* **AIM**
Return every line of the material below that contains the string "Login".

* **DATA**
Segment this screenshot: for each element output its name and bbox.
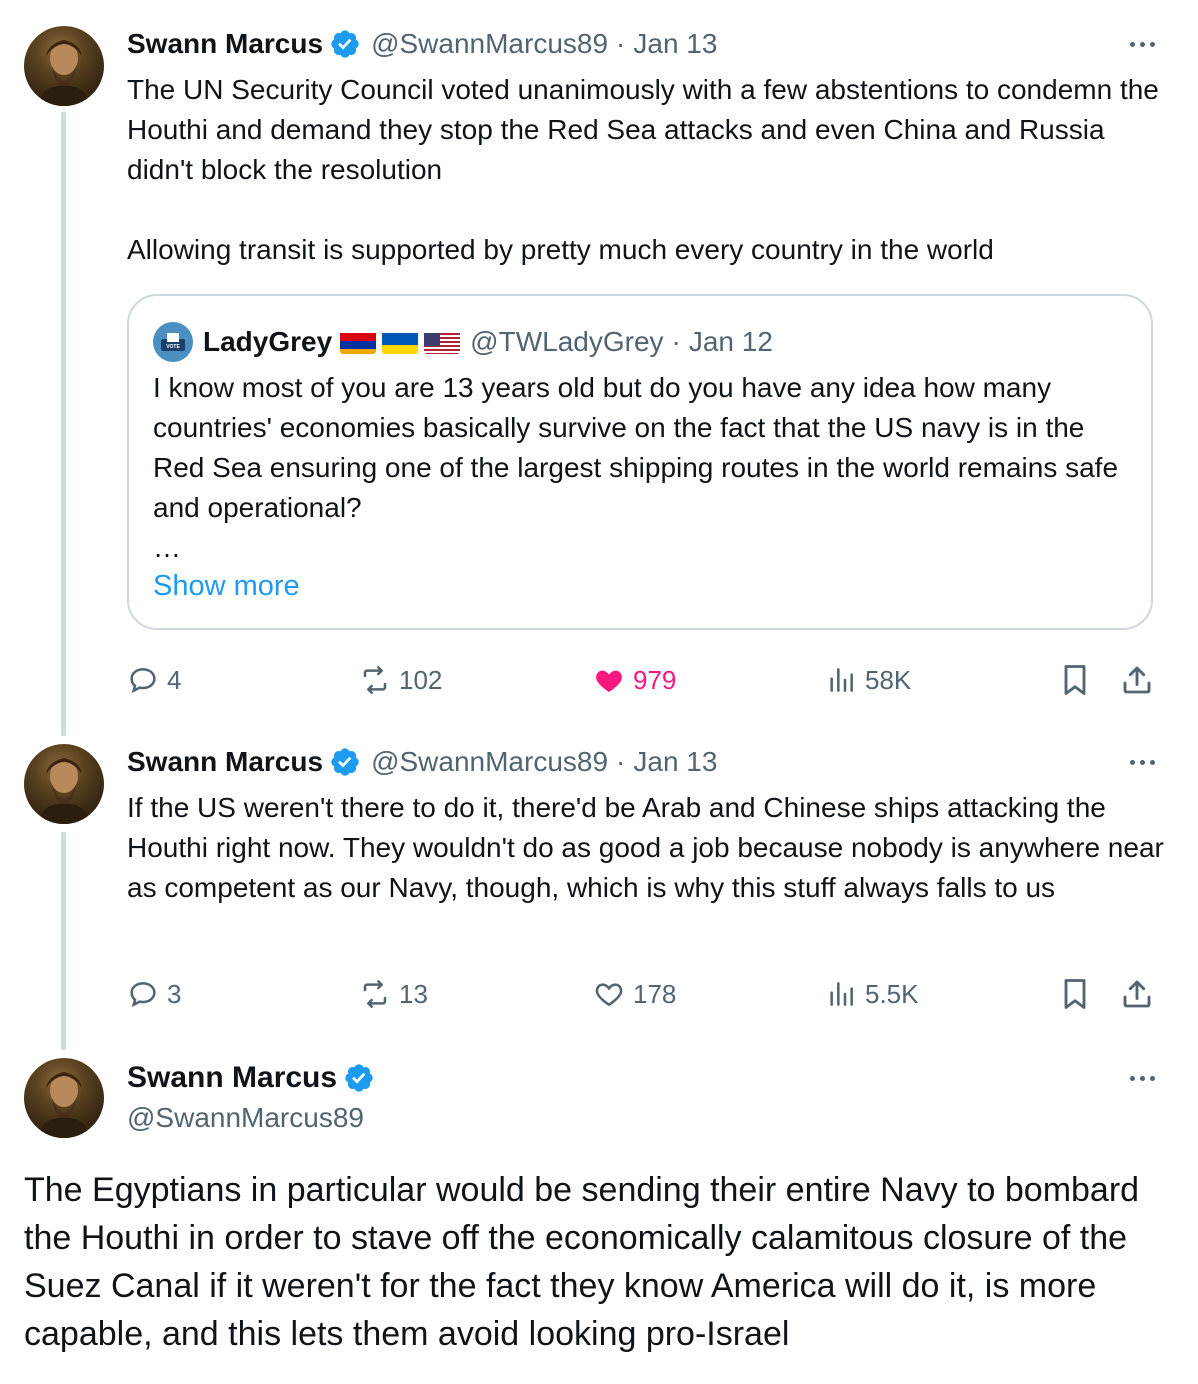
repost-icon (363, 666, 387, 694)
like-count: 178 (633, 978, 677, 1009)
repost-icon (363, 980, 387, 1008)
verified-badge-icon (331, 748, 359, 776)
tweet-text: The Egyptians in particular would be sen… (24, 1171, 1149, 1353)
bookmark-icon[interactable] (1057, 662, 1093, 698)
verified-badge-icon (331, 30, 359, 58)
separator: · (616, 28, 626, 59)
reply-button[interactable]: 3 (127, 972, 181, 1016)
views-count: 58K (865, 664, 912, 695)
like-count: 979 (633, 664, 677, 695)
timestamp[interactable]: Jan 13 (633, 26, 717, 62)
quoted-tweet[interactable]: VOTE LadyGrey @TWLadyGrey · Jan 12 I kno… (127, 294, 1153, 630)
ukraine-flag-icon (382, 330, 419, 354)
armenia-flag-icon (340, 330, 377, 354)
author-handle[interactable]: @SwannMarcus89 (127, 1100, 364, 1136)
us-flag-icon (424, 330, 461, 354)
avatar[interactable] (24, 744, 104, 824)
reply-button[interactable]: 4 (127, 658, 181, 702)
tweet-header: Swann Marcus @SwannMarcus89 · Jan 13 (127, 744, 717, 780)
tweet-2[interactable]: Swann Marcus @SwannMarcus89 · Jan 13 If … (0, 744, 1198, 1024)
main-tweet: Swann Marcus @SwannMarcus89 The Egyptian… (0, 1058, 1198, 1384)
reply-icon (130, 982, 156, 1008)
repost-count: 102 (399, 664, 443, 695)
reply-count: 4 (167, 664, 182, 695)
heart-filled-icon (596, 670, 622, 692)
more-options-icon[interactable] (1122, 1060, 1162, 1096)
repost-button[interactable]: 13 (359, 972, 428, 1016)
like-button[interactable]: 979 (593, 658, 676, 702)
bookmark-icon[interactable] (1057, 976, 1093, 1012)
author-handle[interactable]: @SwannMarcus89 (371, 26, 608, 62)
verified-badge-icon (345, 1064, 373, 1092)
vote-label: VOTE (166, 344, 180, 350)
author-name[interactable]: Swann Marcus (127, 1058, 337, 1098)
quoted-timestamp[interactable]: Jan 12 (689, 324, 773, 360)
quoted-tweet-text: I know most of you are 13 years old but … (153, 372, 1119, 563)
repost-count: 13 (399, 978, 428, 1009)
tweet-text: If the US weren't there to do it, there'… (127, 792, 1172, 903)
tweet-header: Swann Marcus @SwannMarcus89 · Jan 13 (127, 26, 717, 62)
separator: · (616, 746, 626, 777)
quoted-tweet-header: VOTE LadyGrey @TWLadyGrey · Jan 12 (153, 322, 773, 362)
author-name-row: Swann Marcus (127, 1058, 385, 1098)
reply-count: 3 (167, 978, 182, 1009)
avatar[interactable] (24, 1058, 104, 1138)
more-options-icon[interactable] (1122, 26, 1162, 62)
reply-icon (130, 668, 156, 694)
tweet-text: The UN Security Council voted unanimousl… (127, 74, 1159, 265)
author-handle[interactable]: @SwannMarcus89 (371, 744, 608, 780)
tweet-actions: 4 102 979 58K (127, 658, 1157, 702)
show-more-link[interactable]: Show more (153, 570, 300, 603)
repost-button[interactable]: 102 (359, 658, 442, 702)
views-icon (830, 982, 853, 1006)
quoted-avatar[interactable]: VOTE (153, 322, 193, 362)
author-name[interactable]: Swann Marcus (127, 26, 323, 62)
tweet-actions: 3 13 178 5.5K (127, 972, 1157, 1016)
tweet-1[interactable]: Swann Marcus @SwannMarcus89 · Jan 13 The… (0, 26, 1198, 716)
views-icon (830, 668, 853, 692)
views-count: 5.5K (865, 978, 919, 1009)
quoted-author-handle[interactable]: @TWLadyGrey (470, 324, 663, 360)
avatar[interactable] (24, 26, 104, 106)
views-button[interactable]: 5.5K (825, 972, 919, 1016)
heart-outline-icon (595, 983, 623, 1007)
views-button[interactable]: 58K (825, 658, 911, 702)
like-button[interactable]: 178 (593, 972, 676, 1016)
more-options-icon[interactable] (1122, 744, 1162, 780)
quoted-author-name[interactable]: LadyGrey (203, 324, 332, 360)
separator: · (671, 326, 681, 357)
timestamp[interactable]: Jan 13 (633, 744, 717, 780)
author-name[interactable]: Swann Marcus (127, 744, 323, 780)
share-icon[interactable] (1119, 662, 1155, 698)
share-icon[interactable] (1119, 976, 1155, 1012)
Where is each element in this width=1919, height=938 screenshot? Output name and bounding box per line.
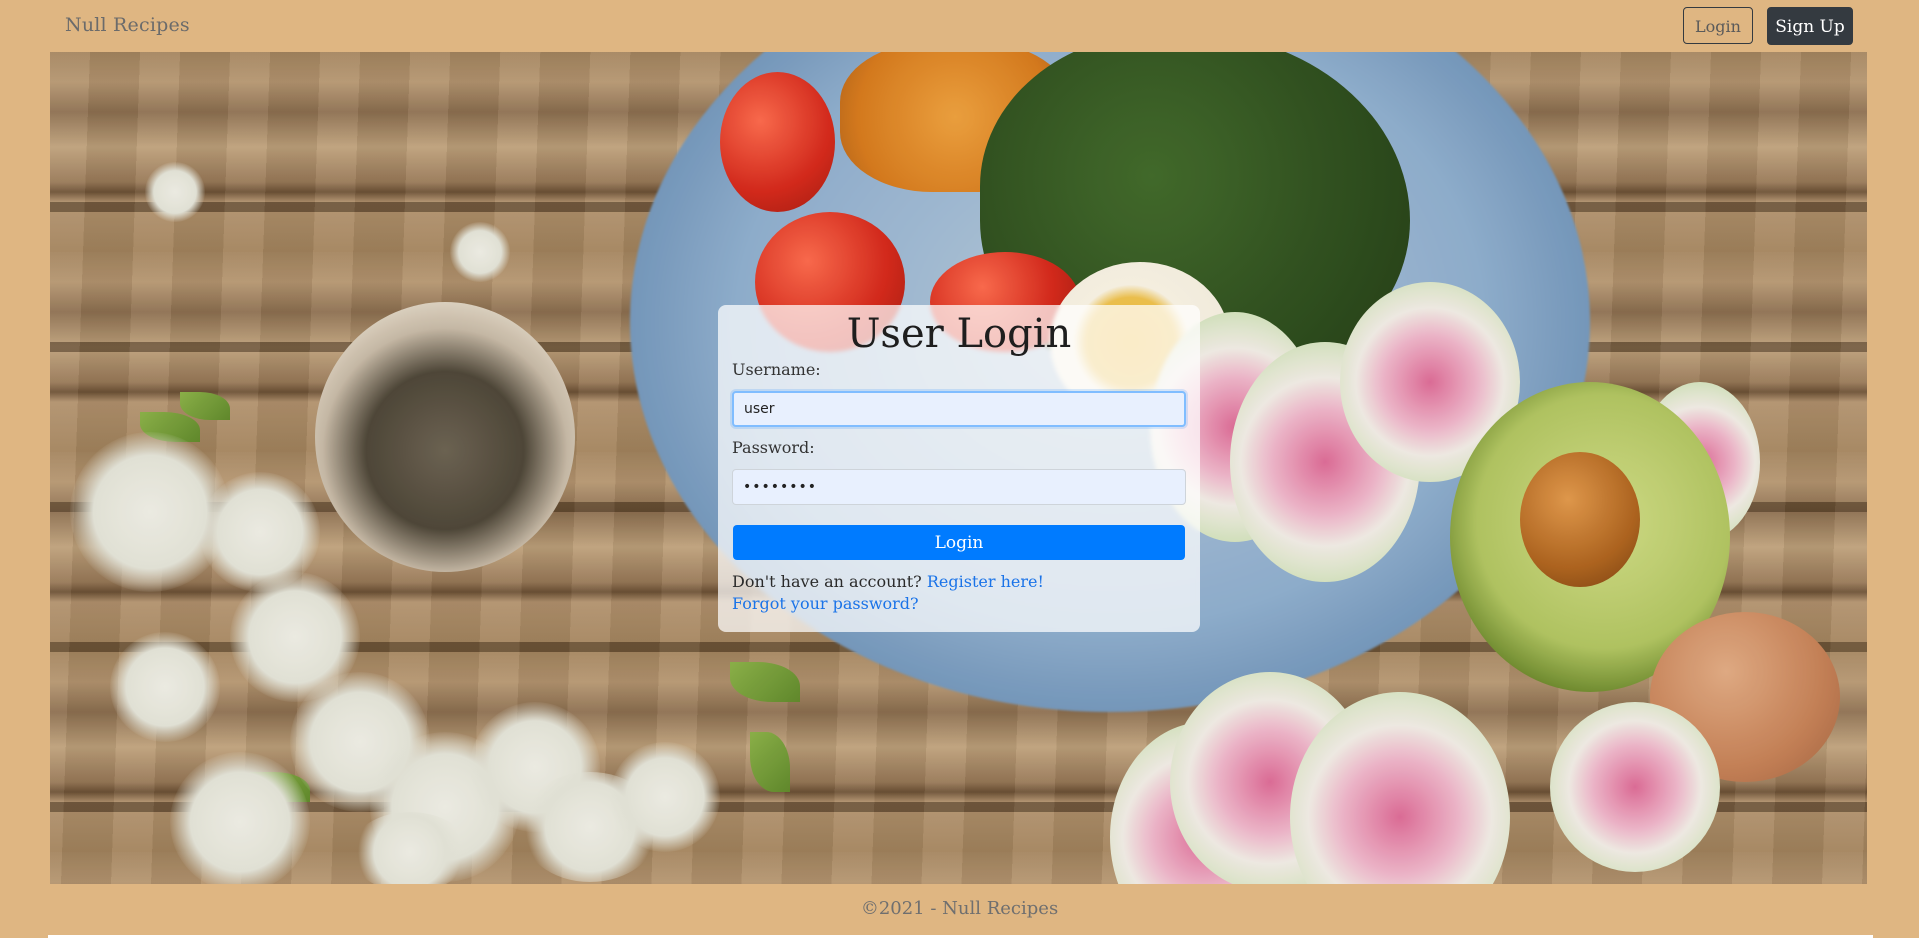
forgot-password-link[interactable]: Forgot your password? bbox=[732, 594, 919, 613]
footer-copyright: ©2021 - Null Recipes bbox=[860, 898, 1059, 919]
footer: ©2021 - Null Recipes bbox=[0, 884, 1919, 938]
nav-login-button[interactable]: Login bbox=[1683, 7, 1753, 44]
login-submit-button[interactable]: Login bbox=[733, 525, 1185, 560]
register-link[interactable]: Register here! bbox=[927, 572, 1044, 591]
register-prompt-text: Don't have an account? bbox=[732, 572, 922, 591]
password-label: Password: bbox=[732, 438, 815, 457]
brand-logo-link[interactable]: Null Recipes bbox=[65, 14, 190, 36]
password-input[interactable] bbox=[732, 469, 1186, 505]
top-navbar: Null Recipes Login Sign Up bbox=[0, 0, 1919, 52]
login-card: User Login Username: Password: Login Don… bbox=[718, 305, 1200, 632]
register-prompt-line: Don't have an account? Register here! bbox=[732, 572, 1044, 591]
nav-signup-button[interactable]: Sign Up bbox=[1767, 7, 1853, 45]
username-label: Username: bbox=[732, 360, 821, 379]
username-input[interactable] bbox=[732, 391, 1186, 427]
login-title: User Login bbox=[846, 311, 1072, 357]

* **SOLUTION TO THE PROBLEM**
nav-login-button[interactable]: Login bbox=[1683, 7, 1753, 44]
login-submit-button[interactable]: Login bbox=[733, 525, 1185, 560]
top-navbar: Null Recipes Login Sign Up bbox=[0, 0, 1919, 52]
login-card: User Login Username: Password: Login Don… bbox=[718, 305, 1200, 632]
login-title: User Login bbox=[846, 311, 1072, 357]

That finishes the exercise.